Task data:
================================

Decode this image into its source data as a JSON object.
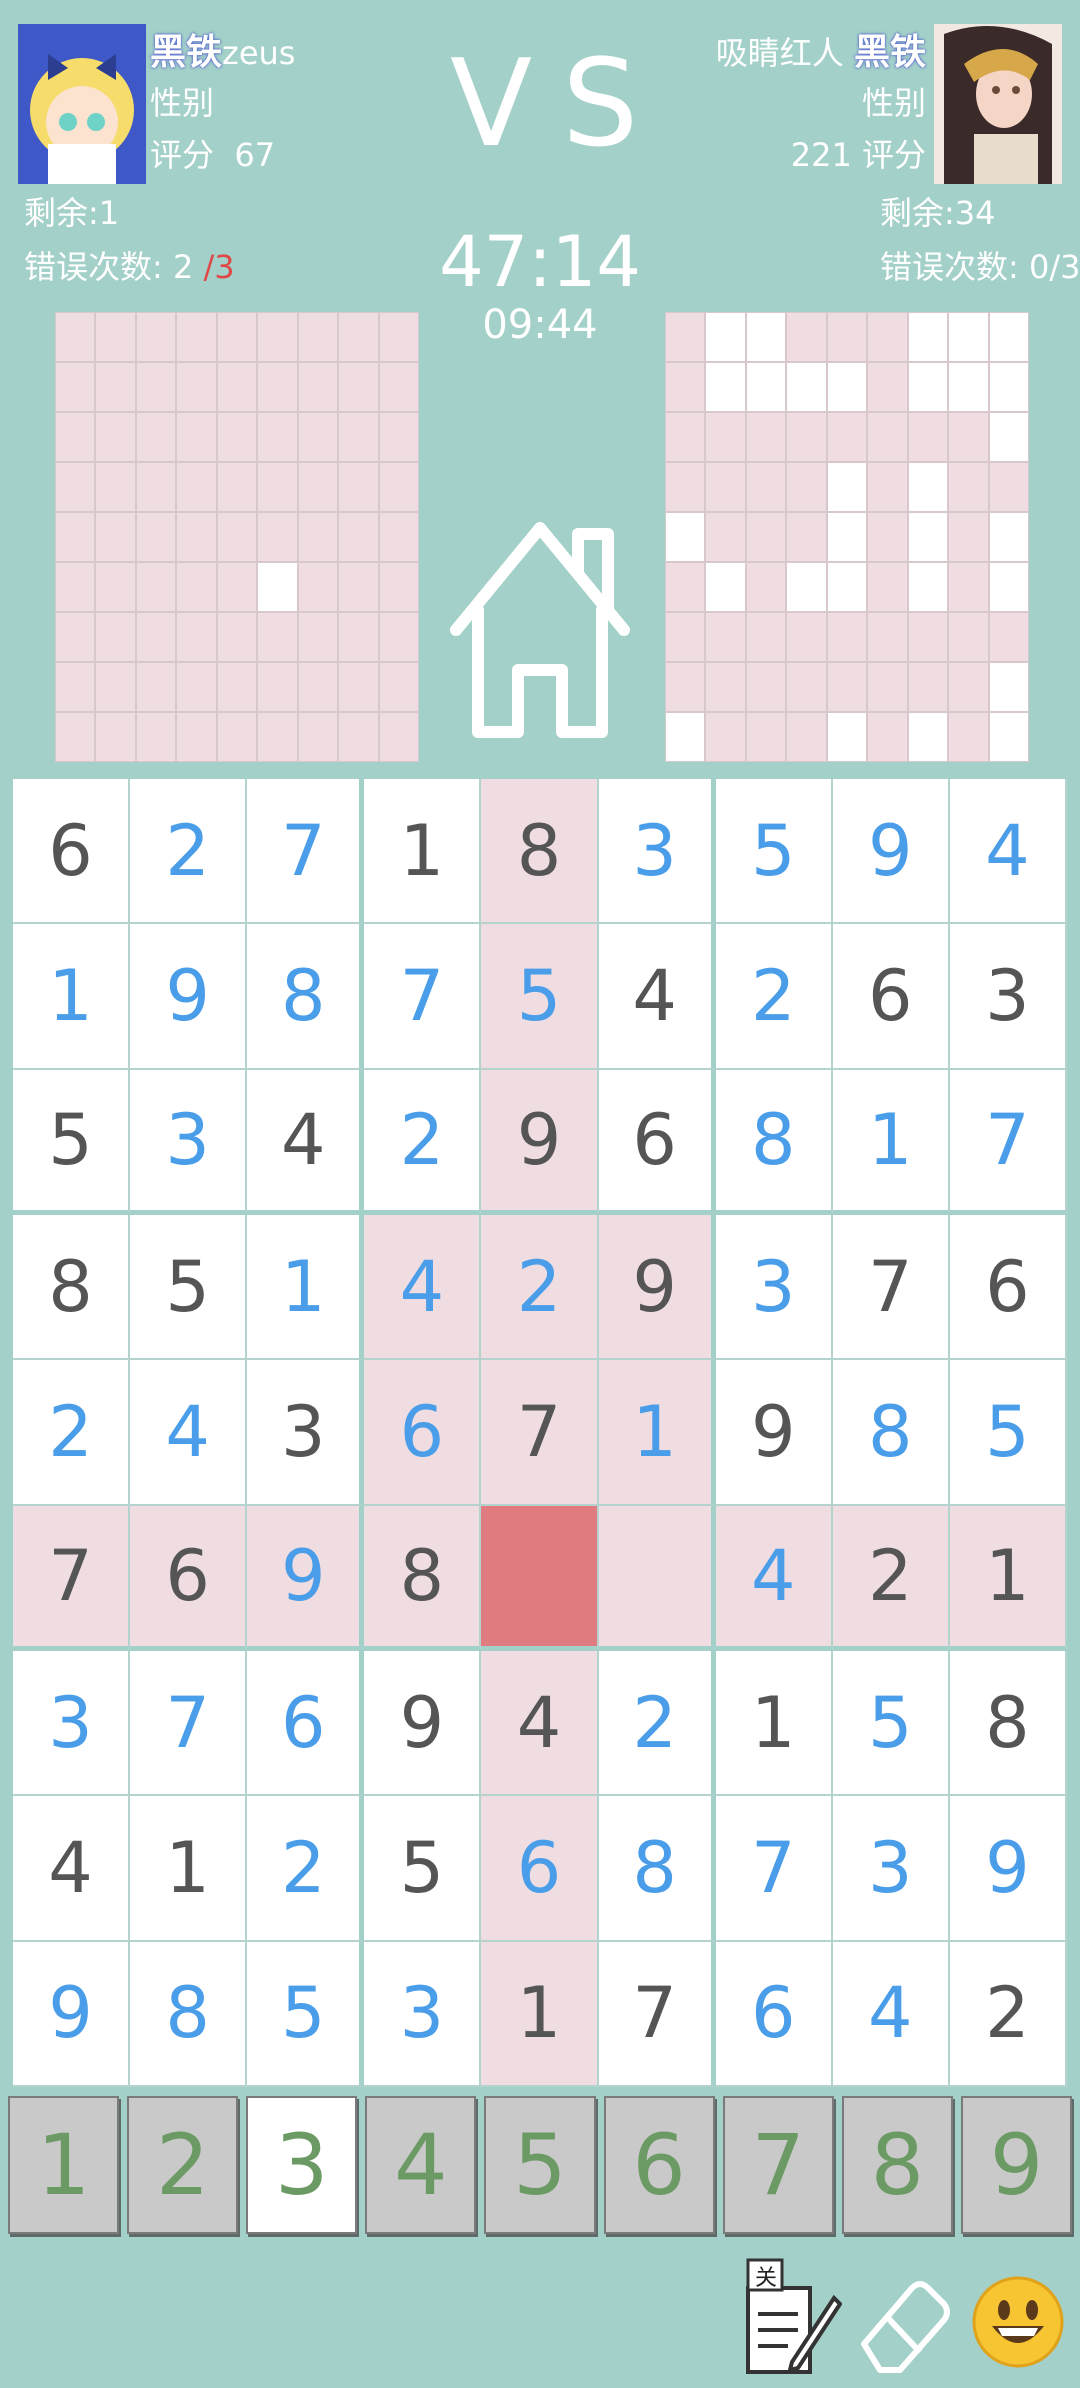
{
  "left_player": {
    "rank": "黑铁",
    "name": "zeus",
    "gender_label": "性别",
    "score_label": "评分",
    "score": "67",
    "remaining_label": "剩余:",
    "remaining": "1",
    "errors_label": "错误次数:",
    "errors": "2",
    "errors_max": "/3"
  },
  "right_player": {
    "name": "吸睛红人",
    "rank": "黑铁",
    "gender_label": "性别",
    "score": "221",
    "score_label": "评分",
    "remaining_label": "剩余:",
    "remaining": "34",
    "errors_label": "错误次数:",
    "errors": "0",
    "errors_max": "/3"
  },
  "vs_label": "VS",
  "countdown": "47:14",
  "clock": "09:44",
  "left_mini_board": [
    "ppppppppp",
    "ppppppppp",
    "ppppppppp",
    "ppppppppp",
    "ppppppppp",
    "pppppwppp",
    "ppppppppp",
    "ppppppppp",
    "ppppppppp"
  ],
  "right_mini_board": [
    "pwwpppwww",
    "pwwwwpwww",
    "ppppppppw",
    "ppppwpwpp",
    "wpppwpwpw",
    "pwpwwpwpw",
    "ppppppppp",
    "ppppppppw",
    "wpppwpwpw"
  ],
  "board": [
    [
      {
        "v": "6",
        "t": "g"
      },
      {
        "v": "2",
        "t": "u"
      },
      {
        "v": "7",
        "t": "u"
      },
      {
        "v": "1",
        "t": "g"
      },
      {
        "v": "8",
        "t": "g"
      },
      {
        "v": "3",
        "t": "u"
      },
      {
        "v": "5",
        "t": "u"
      },
      {
        "v": "9",
        "t": "u"
      },
      {
        "v": "4",
        "t": "u"
      }
    ],
    [
      {
        "v": "1",
        "t": "u"
      },
      {
        "v": "9",
        "t": "u"
      },
      {
        "v": "8",
        "t": "u"
      },
      {
        "v": "7",
        "t": "u"
      },
      {
        "v": "5",
        "t": "u"
      },
      {
        "v": "4",
        "t": "g"
      },
      {
        "v": "2",
        "t": "u"
      },
      {
        "v": "6",
        "t": "g"
      },
      {
        "v": "3",
        "t": "g"
      }
    ],
    [
      {
        "v": "5",
        "t": "g"
      },
      {
        "v": "3",
        "t": "u"
      },
      {
        "v": "4",
        "t": "g"
      },
      {
        "v": "2",
        "t": "u"
      },
      {
        "v": "9",
        "t": "g"
      },
      {
        "v": "6",
        "t": "g"
      },
      {
        "v": "8",
        "t": "u"
      },
      {
        "v": "1",
        "t": "u"
      },
      {
        "v": "7",
        "t": "u"
      }
    ],
    [
      {
        "v": "8",
        "t": "g"
      },
      {
        "v": "5",
        "t": "g"
      },
      {
        "v": "1",
        "t": "u"
      },
      {
        "v": "4",
        "t": "u"
      },
      {
        "v": "2",
        "t": "u"
      },
      {
        "v": "9",
        "t": "g"
      },
      {
        "v": "3",
        "t": "u"
      },
      {
        "v": "7",
        "t": "g"
      },
      {
        "v": "6",
        "t": "g"
      }
    ],
    [
      {
        "v": "2",
        "t": "u"
      },
      {
        "v": "4",
        "t": "u"
      },
      {
        "v": "3",
        "t": "g"
      },
      {
        "v": "6",
        "t": "u"
      },
      {
        "v": "7",
        "t": "g"
      },
      {
        "v": "1",
        "t": "u"
      },
      {
        "v": "9",
        "t": "g"
      },
      {
        "v": "8",
        "t": "u"
      },
      {
        "v": "5",
        "t": "u"
      }
    ],
    [
      {
        "v": "7",
        "t": "g"
      },
      {
        "v": "6",
        "t": "g"
      },
      {
        "v": "9",
        "t": "u"
      },
      {
        "v": "8",
        "t": "g"
      },
      {
        "v": "",
        "t": "sel"
      },
      {
        "v": "",
        "t": "g"
      },
      {
        "v": "4",
        "t": "u"
      },
      {
        "v": "2",
        "t": "g"
      },
      {
        "v": "1",
        "t": "g"
      }
    ],
    [
      {
        "v": "3",
        "t": "u"
      },
      {
        "v": "7",
        "t": "u"
      },
      {
        "v": "6",
        "t": "u"
      },
      {
        "v": "9",
        "t": "g"
      },
      {
        "v": "4",
        "t": "g"
      },
      {
        "v": "2",
        "t": "u"
      },
      {
        "v": "1",
        "t": "g"
      },
      {
        "v": "5",
        "t": "u"
      },
      {
        "v": "8",
        "t": "g"
      }
    ],
    [
      {
        "v": "4",
        "t": "g"
      },
      {
        "v": "1",
        "t": "g"
      },
      {
        "v": "2",
        "t": "u"
      },
      {
        "v": "5",
        "t": "g"
      },
      {
        "v": "6",
        "t": "u"
      },
      {
        "v": "8",
        "t": "u"
      },
      {
        "v": "7",
        "t": "u"
      },
      {
        "v": "3",
        "t": "u"
      },
      {
        "v": "9",
        "t": "u"
      }
    ],
    [
      {
        "v": "9",
        "t": "u"
      },
      {
        "v": "8",
        "t": "u"
      },
      {
        "v": "5",
        "t": "u"
      },
      {
        "v": "3",
        "t": "u"
      },
      {
        "v": "1",
        "t": "g"
      },
      {
        "v": "7",
        "t": "g"
      },
      {
        "v": "6",
        "t": "u"
      },
      {
        "v": "4",
        "t": "u"
      },
      {
        "v": "2",
        "t": "g"
      }
    ]
  ],
  "highlight": {
    "row": 5,
    "col": 4
  },
  "numpad": [
    {
      "label": "1",
      "done": false
    },
    {
      "label": "2",
      "done": false
    },
    {
      "label": "3",
      "done": true
    },
    {
      "label": "4",
      "done": false
    },
    {
      "label": "5",
      "done": false
    },
    {
      "label": "6",
      "done": false
    },
    {
      "label": "7",
      "done": false
    },
    {
      "label": "8",
      "done": false
    },
    {
      "label": "9",
      "done": false
    }
  ],
  "tools": {
    "notes_badge": "关"
  },
  "colors": {
    "background": "#a3d0c8",
    "highlight": "#f0dde1",
    "selected": "#e07b7f",
    "user_digit": "#4a9de8",
    "given_digit": "#555555",
    "numpad_digit": "#6c9a64"
  }
}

================================

Objective:
Quote each entry above verbatim and drop the pictures.

Reply:
Decode this image into its source data as a JSON object.
{
  "left_player": {
    "rank": "黑铁",
    "name": "zeus",
    "gender_label": "性别",
    "score_label": "评分",
    "score": "67",
    "remaining_label": "剩余:",
    "remaining": "1",
    "errors_label": "错误次数:",
    "errors": "2",
    "errors_max": "/3"
  },
  "right_player": {
    "name": "吸睛红人",
    "rank": "黑铁",
    "gender_label": "性别",
    "score": "221",
    "score_label": "评分",
    "remaining_label": "剩余:",
    "remaining": "34",
    "errors_label": "错误次数:",
    "errors": "0",
    "errors_max": "/3"
  },
  "vs_label": "VS",
  "countdown": "47:14",
  "clock": "09:44",
  "left_mini_board": [
    "ppppppppp",
    "ppppppppp",
    "ppppppppp",
    "ppppppppp",
    "ppppppppp",
    "pppppwppp",
    "ppppppppp",
    "ppppppppp",
    "ppppppppp"
  ],
  "right_mini_board": [
    "pwwpppwww",
    "pwwwwpwww",
    "ppppppppw",
    "ppppwpwpp",
    "wpppwpwpw",
    "pwpwwpwpw",
    "ppppppppp",
    "ppppppppw",
    "wpppwpwpw"
  ],
  "board": [
    [
      {
        "v": "6",
        "t": "g"
      },
      {
        "v": "2",
        "t": "u"
      },
      {
        "v": "7",
        "t": "u"
      },
      {
        "v": "1",
        "t": "g"
      },
      {
        "v": "8",
        "t": "g"
      },
      {
        "v": "3",
        "t": "u"
      },
      {
        "v": "5",
        "t": "u"
      },
      {
        "v": "9",
        "t": "u"
      },
      {
        "v": "4",
        "t": "u"
      }
    ],
    [
      {
        "v": "1",
        "t": "u"
      },
      {
        "v": "9",
        "t": "u"
      },
      {
        "v": "8",
        "t": "u"
      },
      {
        "v": "7",
        "t": "u"
      },
      {
        "v": "5",
        "t": "u"
      },
      {
        "v": "4",
        "t": "g"
      },
      {
        "v": "2",
        "t": "u"
      },
      {
        "v": "6",
        "t": "g"
      },
      {
        "v": "3",
        "t": "g"
      }
    ],
    [
      {
        "v": "5",
        "t": "g"
      },
      {
        "v": "3",
        "t": "u"
      },
      {
        "v": "4",
        "t": "g"
      },
      {
        "v": "2",
        "t": "u"
      },
      {
        "v": "9",
        "t": "g"
      },
      {
        "v": "6",
        "t": "g"
      },
      {
        "v": "8",
        "t": "u"
      },
      {
        "v": "1",
        "t": "u"
      },
      {
        "v": "7",
        "t": "u"
      }
    ],
    [
      {
        "v": "8",
        "t": "g"
      },
      {
        "v": "5",
        "t": "g"
      },
      {
        "v": "1",
        "t": "u"
      },
      {
        "v": "4",
        "t": "u"
      },
      {
        "v": "2",
        "t": "u"
      },
      {
        "v": "9",
        "t": "g"
      },
      {
        "v": "3",
        "t": "u"
      },
      {
        "v": "7",
        "t": "g"
      },
      {
        "v": "6",
        "t": "g"
      }
    ],
    [
      {
        "v": "2",
        "t": "u"
      },
      {
        "v": "4",
        "t": "u"
      },
      {
        "v": "3",
        "t": "g"
      },
      {
        "v": "6",
        "t": "u"
      },
      {
        "v": "7",
        "t": "g"
      },
      {
        "v": "1",
        "t": "u"
      },
      {
        "v": "9",
        "t": "g"
      },
      {
        "v": "8",
        "t": "u"
      },
      {
        "v": "5",
        "t": "u"
      }
    ],
    [
      {
        "v": "7",
        "t": "g"
      },
      {
        "v": "6",
        "t": "g"
      },
      {
        "v": "9",
        "t": "u"
      },
      {
        "v": "8",
        "t": "g"
      },
      {
        "v": "",
        "t": "sel"
      },
      {
        "v": "",
        "t": "g"
      },
      {
        "v": "4",
        "t": "u"
      },
      {
        "v": "2",
        "t": "g"
      },
      {
        "v": "1",
        "t": "g"
      }
    ],
    [
      {
        "v": "3",
        "t": "u"
      },
      {
        "v": "7",
        "t": "u"
      },
      {
        "v": "6",
        "t": "u"
      },
      {
        "v": "9",
        "t": "g"
      },
      {
        "v": "4",
        "t": "g"
      },
      {
        "v": "2",
        "t": "u"
      },
      {
        "v": "1",
        "t": "g"
      },
      {
        "v": "5",
        "t": "u"
      },
      {
        "v": "8",
        "t": "g"
      }
    ],
    [
      {
        "v": "4",
        "t": "g"
      },
      {
        "v": "1",
        "t": "g"
      },
      {
        "v": "2",
        "t": "u"
      },
      {
        "v": "5",
        "t": "g"
      },
      {
        "v": "6",
        "t": "u"
      },
      {
        "v": "8",
        "t": "u"
      },
      {
        "v": "7",
        "t": "u"
      },
      {
        "v": "3",
        "t": "u"
      },
      {
        "v": "9",
        "t": "u"
      }
    ],
    [
      {
        "v": "9",
        "t": "u"
      },
      {
        "v": "8",
        "t": "u"
      },
      {
        "v": "5",
        "t": "u"
      },
      {
        "v": "3",
        "t": "u"
      },
      {
        "v": "1",
        "t": "g"
      },
      {
        "v": "7",
        "t": "g"
      },
      {
        "v": "6",
        "t": "u"
      },
      {
        "v": "4",
        "t": "u"
      },
      {
        "v": "2",
        "t": "g"
      }
    ]
  ],
  "highlight": {
    "row": 5,
    "col": 4
  },
  "numpad": [
    {
      "label": "1",
      "done": false
    },
    {
      "label": "2",
      "done": false
    },
    {
      "label": "3",
      "done": true
    },
    {
      "label": "4",
      "done": false
    },
    {
      "label": "5",
      "done": false
    },
    {
      "label": "6",
      "done": false
    },
    {
      "label": "7",
      "done": false
    },
    {
      "label": "8",
      "done": false
    },
    {
      "label": "9",
      "done": false
    }
  ],
  "tools": {
    "notes_badge": "关"
  },
  "colors": {
    "background": "#a3d0c8",
    "highlight": "#f0dde1",
    "selected": "#e07b7f",
    "user_digit": "#4a9de8",
    "given_digit": "#555555",
    "numpad_digit": "#6c9a64"
  }
}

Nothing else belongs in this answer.